DATA LISTING Block Start
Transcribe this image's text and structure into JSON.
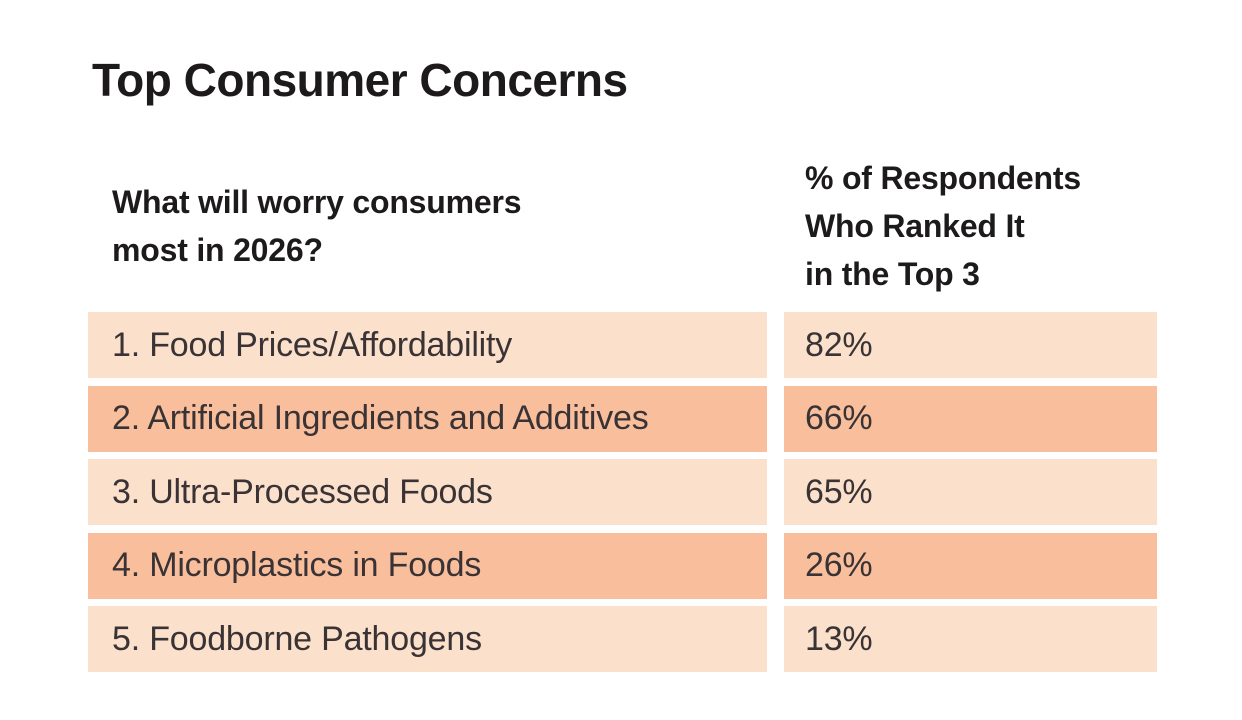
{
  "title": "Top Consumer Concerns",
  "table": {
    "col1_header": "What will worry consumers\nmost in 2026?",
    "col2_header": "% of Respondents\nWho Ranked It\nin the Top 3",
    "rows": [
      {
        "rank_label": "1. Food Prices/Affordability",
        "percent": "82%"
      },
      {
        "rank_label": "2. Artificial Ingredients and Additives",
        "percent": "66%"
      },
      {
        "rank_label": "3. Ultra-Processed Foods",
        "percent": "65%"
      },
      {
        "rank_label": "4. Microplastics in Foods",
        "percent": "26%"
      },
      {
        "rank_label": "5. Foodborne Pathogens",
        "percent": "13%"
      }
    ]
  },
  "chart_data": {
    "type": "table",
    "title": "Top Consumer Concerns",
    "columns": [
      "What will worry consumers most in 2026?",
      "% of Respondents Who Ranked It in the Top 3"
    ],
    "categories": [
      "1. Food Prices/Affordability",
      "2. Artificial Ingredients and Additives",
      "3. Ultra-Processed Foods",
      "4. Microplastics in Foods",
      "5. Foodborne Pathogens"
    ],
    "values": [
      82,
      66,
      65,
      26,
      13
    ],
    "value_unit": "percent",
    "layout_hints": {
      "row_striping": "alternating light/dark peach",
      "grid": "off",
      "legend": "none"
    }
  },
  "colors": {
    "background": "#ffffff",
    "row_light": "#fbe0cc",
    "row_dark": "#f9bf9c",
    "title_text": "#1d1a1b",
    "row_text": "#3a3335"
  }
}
DATA LISTING Block End
_TRY IT_. Using the records above, state how many lines contain "Ultra"; a single number is the whole answer.

_EXERCISE ANSWER_. 2